== Source ==

Fix statement Jacobi-Zariski sequence

Thanks to Et
https://stacks.math.columbia.edu/tag/00S2#comment-8327
https://stacks.math.columbia.edu/tag/00S2#comment-8474

algebra.tex

@@ -34941,7 +34941,8 @@ \section{The naive cotangent complex}
 $$
 of $C$-modules extending the sequence of
 Lemma \ref{lemma-exact-sequence-differentials}.
-If $\text{Tor}_1^B(\Omega_{B/A}, C) = 0$, then
+If $\text{Tor}_1^B(\Omega_{B/A}, C) = 0$ and
+$\text{Tor}_2^B(\Omega_{B/A}, C) = 0$, then
 $H_1(\NL_{B/A} \otimes_B C) = H_1(L_{B/A}) \otimes_B C$.
 \end{lemma}
 
@@ -34961,8 +34962,27 @@ \section{The naive cotangent complex}
 Lemma \ref{lemma-NL-homotopy}
 to identify the terms as homology groups of the naive
 cotangent complexes.
-The final assertion follows as the degree $0$ term of the complex
-$\NL_{B/A}$ is a free $B$-module.
+
+\medskip\noindent
+The final assertion is a statement in homological algebra.

===

Aim of the task:
Reproduce the Jacobi-Zariski commit diff above in full, word for word.

== Rows ==

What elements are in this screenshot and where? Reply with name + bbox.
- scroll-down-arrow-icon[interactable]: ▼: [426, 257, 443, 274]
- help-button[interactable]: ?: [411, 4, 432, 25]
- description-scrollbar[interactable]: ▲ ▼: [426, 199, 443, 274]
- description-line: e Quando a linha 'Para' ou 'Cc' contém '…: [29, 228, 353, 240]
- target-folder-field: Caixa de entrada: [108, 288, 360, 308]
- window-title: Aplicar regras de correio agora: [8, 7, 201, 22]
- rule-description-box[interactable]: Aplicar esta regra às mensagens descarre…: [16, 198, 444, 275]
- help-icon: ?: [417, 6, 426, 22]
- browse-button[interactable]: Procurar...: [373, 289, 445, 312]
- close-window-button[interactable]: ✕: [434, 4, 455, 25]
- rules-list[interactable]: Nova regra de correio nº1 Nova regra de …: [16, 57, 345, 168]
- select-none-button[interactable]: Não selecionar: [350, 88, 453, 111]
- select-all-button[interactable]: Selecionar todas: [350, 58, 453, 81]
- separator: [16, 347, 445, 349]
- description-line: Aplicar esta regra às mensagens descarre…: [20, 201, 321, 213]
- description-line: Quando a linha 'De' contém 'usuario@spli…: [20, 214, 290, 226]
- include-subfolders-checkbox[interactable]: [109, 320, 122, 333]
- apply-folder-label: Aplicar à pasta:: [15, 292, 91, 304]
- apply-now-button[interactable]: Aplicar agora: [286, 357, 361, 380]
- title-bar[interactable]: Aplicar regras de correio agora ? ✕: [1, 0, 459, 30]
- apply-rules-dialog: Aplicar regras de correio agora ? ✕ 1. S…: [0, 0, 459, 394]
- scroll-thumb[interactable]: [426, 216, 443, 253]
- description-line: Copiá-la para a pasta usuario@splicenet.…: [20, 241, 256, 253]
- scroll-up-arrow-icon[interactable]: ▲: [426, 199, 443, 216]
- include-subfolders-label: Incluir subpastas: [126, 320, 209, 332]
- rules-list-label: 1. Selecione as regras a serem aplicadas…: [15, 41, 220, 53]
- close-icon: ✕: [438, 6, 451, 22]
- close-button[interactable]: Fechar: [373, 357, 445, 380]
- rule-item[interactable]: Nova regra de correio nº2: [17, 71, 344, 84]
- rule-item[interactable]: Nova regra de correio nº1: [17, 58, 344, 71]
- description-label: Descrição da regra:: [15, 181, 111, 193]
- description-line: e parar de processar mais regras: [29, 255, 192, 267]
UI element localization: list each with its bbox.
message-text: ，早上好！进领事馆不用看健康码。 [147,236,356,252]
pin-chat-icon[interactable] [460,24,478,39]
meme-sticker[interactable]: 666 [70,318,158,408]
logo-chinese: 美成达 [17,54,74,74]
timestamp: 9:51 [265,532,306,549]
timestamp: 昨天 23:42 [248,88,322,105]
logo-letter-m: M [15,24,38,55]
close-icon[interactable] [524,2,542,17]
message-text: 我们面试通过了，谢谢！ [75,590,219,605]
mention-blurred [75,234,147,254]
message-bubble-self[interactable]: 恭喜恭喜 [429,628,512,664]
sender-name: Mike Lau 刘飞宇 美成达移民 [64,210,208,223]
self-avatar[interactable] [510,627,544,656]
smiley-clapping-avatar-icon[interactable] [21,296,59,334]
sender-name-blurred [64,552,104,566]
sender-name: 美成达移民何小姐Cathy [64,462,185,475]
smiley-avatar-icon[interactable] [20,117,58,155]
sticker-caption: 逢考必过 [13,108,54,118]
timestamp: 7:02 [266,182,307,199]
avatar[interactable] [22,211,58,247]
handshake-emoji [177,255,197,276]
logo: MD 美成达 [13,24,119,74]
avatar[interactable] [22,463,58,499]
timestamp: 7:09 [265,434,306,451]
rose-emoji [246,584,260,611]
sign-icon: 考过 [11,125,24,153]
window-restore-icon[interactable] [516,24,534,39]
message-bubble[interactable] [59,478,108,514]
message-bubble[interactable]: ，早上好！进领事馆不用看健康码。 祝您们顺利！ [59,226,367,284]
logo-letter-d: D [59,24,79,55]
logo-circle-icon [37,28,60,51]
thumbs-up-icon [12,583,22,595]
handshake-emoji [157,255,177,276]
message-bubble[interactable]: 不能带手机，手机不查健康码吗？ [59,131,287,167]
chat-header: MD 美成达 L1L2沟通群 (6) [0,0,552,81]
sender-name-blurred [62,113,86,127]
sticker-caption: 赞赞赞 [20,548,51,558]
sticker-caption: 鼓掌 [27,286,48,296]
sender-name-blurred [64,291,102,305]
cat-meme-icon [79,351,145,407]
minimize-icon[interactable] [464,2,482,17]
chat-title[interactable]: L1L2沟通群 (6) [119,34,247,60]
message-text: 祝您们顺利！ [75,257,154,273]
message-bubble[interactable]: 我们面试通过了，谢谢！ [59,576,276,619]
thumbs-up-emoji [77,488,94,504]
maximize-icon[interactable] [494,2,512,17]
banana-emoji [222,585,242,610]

===

Reply:
Fix statement Jacobi-Zariski sequence

Thanks to Et
https://stacks.math.columbia.edu/tag/00S2#comment-8327
https://stacks.math.columbia.edu/tag/00S2#comment-8474

algebra.tex

@@ -34941,7 +34941,8 @@ \section{The naive cotangent complex}
 $$
 of $C$-modules extending the sequence of
 Lemma \ref{lemma-exact-sequence-differentials}.
-If $\text{Tor}_1^B(\Omega_{B/A}, C) = 0$, then
+If $\text{Tor}_1^B(\Omega_{B/A}, C) = 0$ and
+$\text{Tor}_2^B(\Omega_{B/A}, C) = 0$, then
 $H_1(\NL_{B/A} \otimes_B C) = H_1(L_{B/A}) \otimes_B C$.
 \end{lemma}
 
@@ -34961,8 +34962,27 @@ \section{The naive cotangent complex}
 Lemma \ref{lemma-NL-homotopy}
 to identify the terms as homology groups of the naive
 cotangent complexes.
-The final assertion follows as the degree $0$ term of the complex
-$\NL_{B/A}$ is a free $B$-module.
+
+\medskip\noindent
+The final assertion is a statement in homological algebra.